=== STATED PROBLEM ===
Find every line in the records below that holds the word "Workshop", and copy it out.

--- --- ---

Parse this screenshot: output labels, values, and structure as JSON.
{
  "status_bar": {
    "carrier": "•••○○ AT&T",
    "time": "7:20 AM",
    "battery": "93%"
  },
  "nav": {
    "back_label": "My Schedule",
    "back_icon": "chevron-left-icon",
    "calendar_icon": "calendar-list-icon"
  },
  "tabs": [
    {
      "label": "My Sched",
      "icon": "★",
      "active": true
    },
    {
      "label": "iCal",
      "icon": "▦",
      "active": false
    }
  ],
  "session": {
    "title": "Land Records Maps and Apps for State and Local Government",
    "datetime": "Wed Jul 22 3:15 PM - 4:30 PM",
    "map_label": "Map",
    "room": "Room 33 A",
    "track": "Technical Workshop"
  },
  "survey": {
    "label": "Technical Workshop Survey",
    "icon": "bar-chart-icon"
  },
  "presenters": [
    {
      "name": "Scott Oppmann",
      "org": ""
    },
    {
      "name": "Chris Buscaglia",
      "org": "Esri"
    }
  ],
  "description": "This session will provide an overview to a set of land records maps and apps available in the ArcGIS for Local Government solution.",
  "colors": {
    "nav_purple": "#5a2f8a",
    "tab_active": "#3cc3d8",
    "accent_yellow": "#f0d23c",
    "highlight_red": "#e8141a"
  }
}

--- --- ---

=== EXERCISE RESPONSE ===
    "track": "Technical Workshop"
    "label": "Technical Workshop Survey",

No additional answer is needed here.